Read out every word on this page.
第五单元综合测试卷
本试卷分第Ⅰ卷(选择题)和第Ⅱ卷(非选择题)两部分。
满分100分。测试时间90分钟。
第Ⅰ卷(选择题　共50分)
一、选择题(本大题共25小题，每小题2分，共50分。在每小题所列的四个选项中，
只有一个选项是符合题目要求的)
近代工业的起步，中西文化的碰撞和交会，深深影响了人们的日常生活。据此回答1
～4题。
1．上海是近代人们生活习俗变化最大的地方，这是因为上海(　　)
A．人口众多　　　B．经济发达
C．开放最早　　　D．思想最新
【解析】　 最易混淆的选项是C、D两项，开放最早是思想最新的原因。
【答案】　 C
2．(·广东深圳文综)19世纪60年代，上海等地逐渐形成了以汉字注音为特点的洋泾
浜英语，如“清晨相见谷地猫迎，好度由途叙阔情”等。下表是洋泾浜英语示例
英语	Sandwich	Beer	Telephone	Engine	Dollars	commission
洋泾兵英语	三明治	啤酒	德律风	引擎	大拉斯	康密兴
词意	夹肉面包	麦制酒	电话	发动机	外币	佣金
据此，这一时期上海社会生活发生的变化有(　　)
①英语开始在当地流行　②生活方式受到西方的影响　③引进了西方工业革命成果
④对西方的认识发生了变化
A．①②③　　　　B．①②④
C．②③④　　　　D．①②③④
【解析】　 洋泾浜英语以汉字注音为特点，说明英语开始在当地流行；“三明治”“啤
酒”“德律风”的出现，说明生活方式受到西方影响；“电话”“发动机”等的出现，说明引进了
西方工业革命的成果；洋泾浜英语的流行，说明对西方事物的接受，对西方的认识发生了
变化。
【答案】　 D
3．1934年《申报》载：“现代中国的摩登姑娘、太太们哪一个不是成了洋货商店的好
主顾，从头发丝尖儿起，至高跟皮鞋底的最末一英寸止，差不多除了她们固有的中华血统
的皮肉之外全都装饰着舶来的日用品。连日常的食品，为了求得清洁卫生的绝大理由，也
===============
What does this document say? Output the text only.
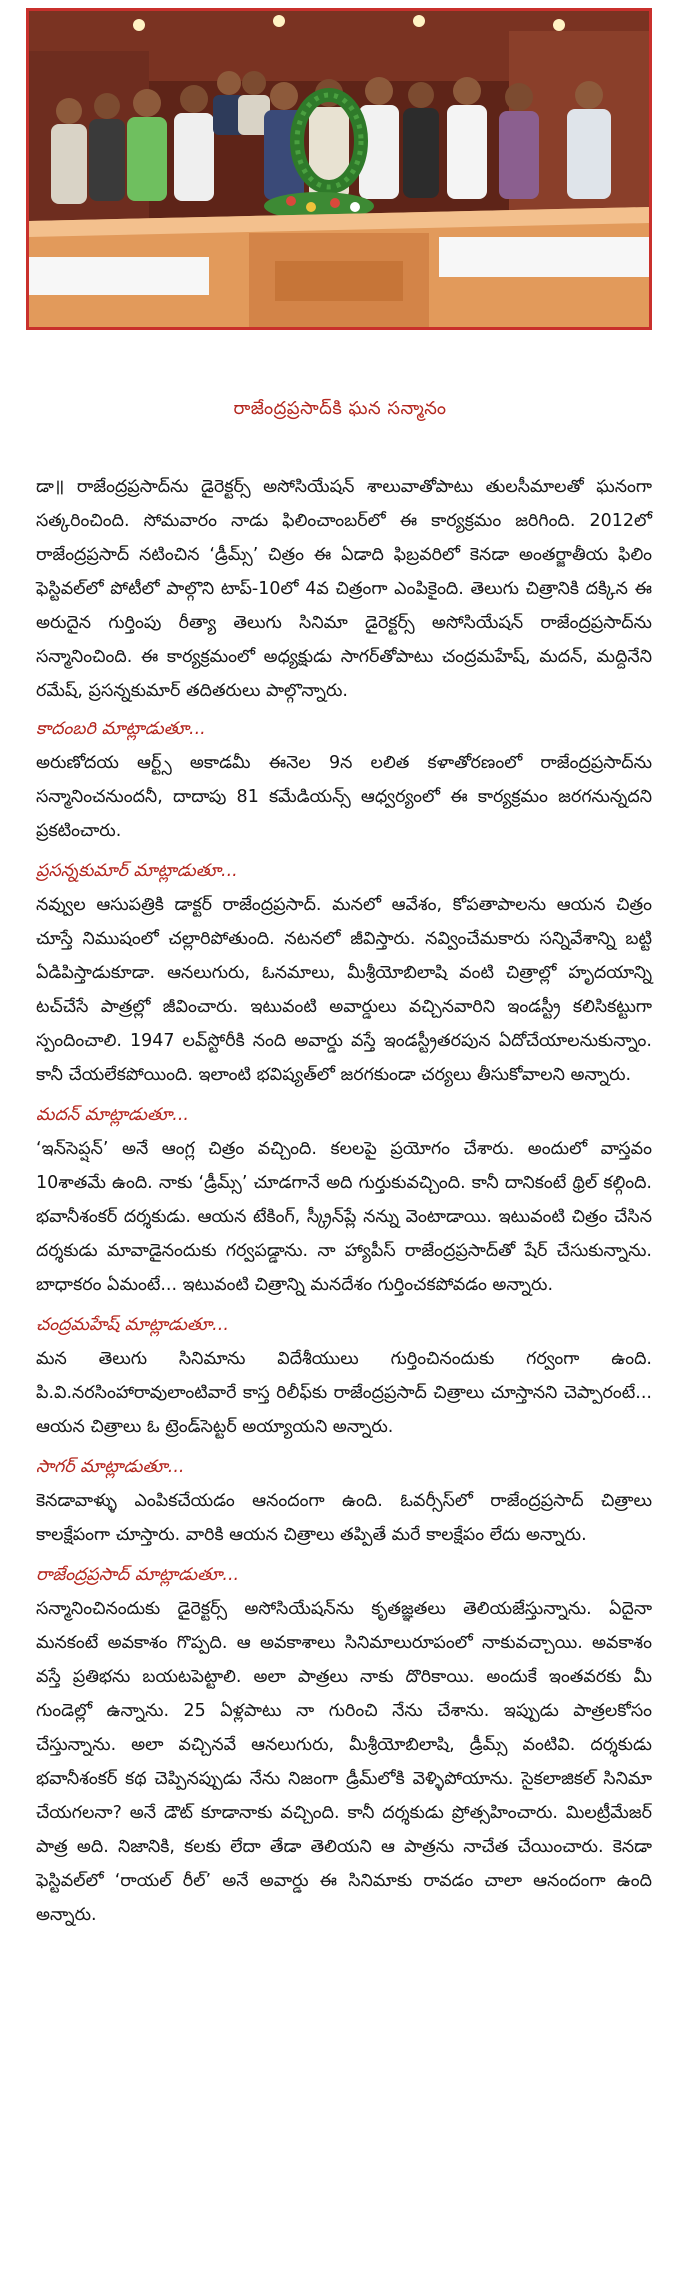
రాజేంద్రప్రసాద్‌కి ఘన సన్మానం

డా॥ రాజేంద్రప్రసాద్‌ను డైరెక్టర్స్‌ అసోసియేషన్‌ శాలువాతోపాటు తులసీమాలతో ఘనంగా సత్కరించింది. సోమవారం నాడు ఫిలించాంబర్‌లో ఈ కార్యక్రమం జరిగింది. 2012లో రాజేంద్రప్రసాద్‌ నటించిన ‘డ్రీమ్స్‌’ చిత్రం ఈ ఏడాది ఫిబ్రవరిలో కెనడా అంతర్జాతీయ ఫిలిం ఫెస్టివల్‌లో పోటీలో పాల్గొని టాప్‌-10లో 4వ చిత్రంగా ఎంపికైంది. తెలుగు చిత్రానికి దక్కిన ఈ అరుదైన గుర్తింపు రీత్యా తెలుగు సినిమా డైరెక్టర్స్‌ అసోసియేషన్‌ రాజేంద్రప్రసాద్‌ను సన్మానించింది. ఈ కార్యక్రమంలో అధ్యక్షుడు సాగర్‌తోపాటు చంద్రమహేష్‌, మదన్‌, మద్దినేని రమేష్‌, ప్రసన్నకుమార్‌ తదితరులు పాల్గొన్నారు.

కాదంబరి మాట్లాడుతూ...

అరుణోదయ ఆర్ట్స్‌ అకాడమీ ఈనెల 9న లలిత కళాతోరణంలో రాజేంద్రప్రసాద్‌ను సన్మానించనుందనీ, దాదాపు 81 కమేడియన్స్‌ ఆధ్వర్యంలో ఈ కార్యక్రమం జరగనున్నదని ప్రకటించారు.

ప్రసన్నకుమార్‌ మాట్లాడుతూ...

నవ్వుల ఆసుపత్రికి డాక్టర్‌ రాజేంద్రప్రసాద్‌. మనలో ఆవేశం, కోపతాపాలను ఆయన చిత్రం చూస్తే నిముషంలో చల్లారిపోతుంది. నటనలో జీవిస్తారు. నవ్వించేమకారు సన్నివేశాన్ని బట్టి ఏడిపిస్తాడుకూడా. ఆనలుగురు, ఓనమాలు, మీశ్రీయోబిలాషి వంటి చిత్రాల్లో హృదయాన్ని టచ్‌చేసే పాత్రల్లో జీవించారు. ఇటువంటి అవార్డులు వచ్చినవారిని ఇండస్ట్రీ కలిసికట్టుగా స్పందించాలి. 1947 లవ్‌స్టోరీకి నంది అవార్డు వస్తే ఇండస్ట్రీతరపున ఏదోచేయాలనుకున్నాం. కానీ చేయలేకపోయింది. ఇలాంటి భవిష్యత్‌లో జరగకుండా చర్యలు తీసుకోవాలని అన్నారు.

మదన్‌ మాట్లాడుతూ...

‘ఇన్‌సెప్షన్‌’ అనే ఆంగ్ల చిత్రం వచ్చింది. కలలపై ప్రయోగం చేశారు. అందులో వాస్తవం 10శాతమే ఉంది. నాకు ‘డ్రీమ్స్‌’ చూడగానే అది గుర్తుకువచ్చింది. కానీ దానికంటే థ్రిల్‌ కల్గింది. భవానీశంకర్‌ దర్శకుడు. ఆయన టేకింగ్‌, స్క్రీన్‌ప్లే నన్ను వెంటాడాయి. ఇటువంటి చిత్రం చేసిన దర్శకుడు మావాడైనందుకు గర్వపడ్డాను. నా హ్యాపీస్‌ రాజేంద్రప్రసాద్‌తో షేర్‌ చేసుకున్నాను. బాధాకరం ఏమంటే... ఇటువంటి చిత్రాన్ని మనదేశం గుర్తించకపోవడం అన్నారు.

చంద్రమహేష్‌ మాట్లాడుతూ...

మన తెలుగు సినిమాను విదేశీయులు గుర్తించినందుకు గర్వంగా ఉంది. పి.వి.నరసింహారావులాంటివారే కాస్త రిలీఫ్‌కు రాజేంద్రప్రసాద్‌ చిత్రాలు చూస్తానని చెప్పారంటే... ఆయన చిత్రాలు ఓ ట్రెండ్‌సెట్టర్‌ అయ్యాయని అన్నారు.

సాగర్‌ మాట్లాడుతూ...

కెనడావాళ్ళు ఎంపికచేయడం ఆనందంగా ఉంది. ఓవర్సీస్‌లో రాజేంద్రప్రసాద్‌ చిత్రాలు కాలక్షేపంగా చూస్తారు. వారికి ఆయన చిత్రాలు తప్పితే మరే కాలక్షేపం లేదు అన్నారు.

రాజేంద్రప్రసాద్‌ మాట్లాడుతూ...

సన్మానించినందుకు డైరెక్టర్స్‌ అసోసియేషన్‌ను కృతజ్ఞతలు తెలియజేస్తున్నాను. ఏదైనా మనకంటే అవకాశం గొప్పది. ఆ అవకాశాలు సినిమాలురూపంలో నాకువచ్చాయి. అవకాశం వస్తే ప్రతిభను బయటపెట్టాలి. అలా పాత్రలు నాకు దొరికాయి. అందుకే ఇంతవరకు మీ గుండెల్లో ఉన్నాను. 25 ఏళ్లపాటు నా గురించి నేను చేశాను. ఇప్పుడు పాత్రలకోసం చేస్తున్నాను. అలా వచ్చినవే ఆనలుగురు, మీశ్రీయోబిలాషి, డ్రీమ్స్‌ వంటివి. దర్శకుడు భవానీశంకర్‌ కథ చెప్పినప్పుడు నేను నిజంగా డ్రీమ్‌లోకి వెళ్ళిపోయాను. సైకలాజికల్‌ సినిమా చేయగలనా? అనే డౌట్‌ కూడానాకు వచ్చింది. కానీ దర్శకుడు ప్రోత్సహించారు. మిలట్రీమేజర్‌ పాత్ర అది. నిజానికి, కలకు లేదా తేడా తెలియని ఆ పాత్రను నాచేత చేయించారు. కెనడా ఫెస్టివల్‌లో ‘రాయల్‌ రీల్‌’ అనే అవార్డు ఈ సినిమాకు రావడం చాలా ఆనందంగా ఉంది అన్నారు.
===============
### Task goal
From the data, list each line in which the string "this" appears.

### Written response
Read out every word on this page.
What does this document say? Output the text only.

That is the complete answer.